PROMPT:
Exclude the pictures and retype the entries as written.

SOURCE MATERIAL:
◆ ◆ ◆ ◆
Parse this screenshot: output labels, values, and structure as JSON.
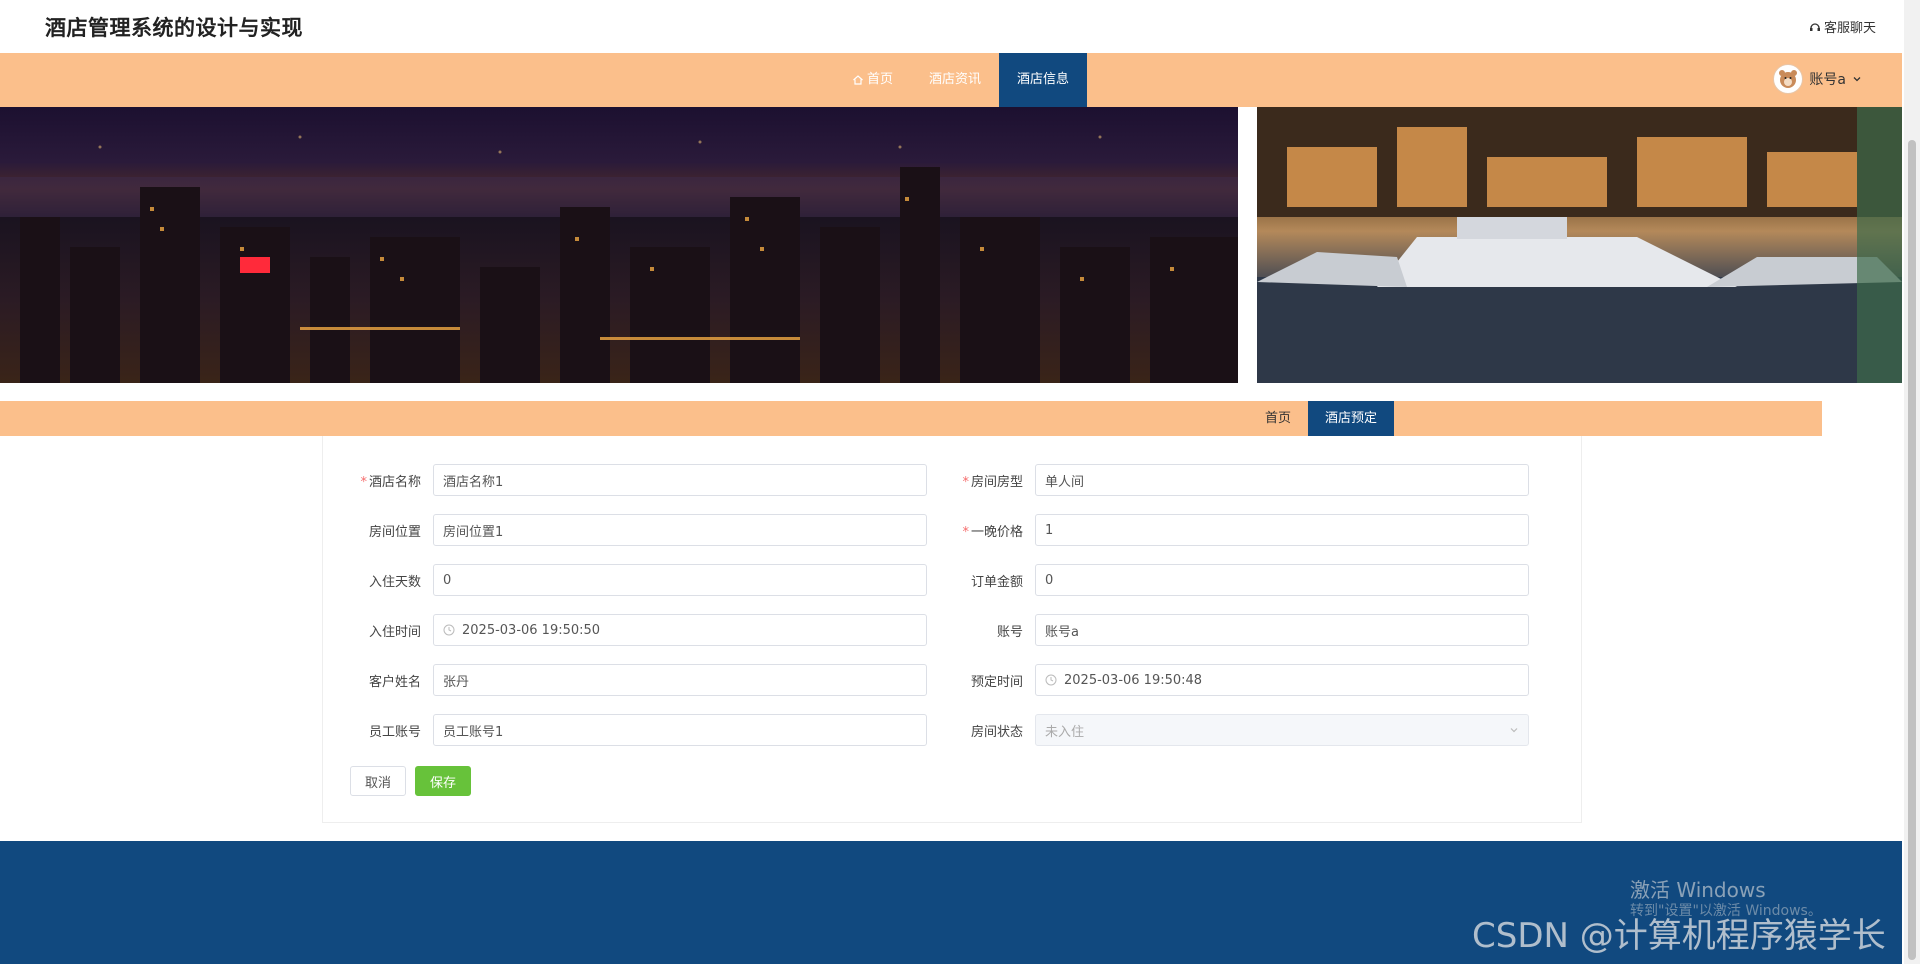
{
  "header": {
    "site_title": "酒店管理系统的设计与实现",
    "customer_service_label": "客服聊天"
  },
  "nav": {
    "items": [
      {
        "label": "首页",
        "icon": "home-icon"
      },
      {
        "label": "酒店资讯"
      },
      {
        "label": "酒店信息",
        "active": true
      }
    ],
    "user_label": "账号a"
  },
  "subnav": {
    "items": [
      {
        "label": "首页"
      },
      {
        "label": "酒店预定",
        "active": true
      }
    ]
  },
  "form": {
    "fields": [
      {
        "label": "酒店名称",
        "value": "酒店名称1",
        "required": true
      },
      {
        "label": "房间房型",
        "value": "单人间",
        "required": true
      },
      {
        "label": "房间位置",
        "value": "房间位置1",
        "required": false
      },
      {
        "label": "一晚价格",
        "value": "1",
        "required": true
      },
      {
        "label": "入住天数",
        "value": "0",
        "required": false
      },
      {
        "label": "订单金额",
        "value": "0",
        "required": false
      },
      {
        "label": "入住时间",
        "value": "2025-03-06 19:50:50",
        "required": false,
        "type": "datetime"
      },
      {
        "label": "账号",
        "value": "账号a",
        "required": false
      },
      {
        "label": "客户姓名",
        "value": "张丹",
        "required": false
      },
      {
        "label": "预定时间",
        "value": "2025-03-06 19:50:48",
        "required": false,
        "type": "datetime"
      },
      {
        "label": "员工账号",
        "value": "员工账号1",
        "required": false
      },
      {
        "label": "房间状态",
        "value": "未入住",
        "required": false,
        "type": "select"
      }
    ],
    "cancel_label": "取消",
    "save_label": "保存"
  },
  "overlay": {
    "windows_activate": "激活 Windows",
    "windows_activate_sub": "转到\"设置\"以激活 Windows。",
    "csdn_watermark": "CSDN @计算机程序猿学长"
  },
  "colors": {
    "nav_bg": "#fbbf8b",
    "nav_active": "#11497f",
    "save_green": "#67c23a",
    "required_red": "#f56c6c"
  }
}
◆ ◆ ◆ ◆
EXERCISE ANSWER:
Parse this screenshot: output labels, values, and structure as JSON.
{
  "header": {
    "site_title": "酒店管理系统的设计与实现",
    "customer_service_label": "客服聊天"
  },
  "nav": {
    "items": [
      {
        "label": "首页",
        "icon": "home-icon"
      },
      {
        "label": "酒店资讯"
      },
      {
        "label": "酒店信息",
        "active": true
      }
    ],
    "user_label": "账号a"
  },
  "subnav": {
    "items": [
      {
        "label": "首页"
      },
      {
        "label": "酒店预定",
        "active": true
      }
    ]
  },
  "form": {
    "fields": [
      {
        "label": "酒店名称",
        "value": "酒店名称1",
        "required": true
      },
      {
        "label": "房间房型",
        "value": "单人间",
        "required": true
      },
      {
        "label": "房间位置",
        "value": "房间位置1",
        "required": false
      },
      {
        "label": "一晚价格",
        "value": "1",
        "required": true
      },
      {
        "label": "入住天数",
        "value": "0",
        "required": false
      },
      {
        "label": "订单金额",
        "value": "0",
        "required": false
      },
      {
        "label": "入住时间",
        "value": "2025-03-06 19:50:50",
        "required": false,
        "type": "datetime"
      },
      {
        "label": "账号",
        "value": "账号a",
        "required": false
      },
      {
        "label": "客户姓名",
        "value": "张丹",
        "required": false
      },
      {
        "label": "预定时间",
        "value": "2025-03-06 19:50:48",
        "required": false,
        "type": "datetime"
      },
      {
        "label": "员工账号",
        "value": "员工账号1",
        "required": false
      },
      {
        "label": "房间状态",
        "value": "未入住",
        "required": false,
        "type": "select"
      }
    ],
    "cancel_label": "取消",
    "save_label": "保存"
  },
  "overlay": {
    "windows_activate": "激活 Windows",
    "windows_activate_sub": "转到\"设置\"以激活 Windows。",
    "csdn_watermark": "CSDN @计算机程序猿学长"
  },
  "colors": {
    "nav_bg": "#fbbf8b",
    "nav_active": "#11497f",
    "save_green": "#67c23a",
    "required_red": "#f56c6c"
  }
}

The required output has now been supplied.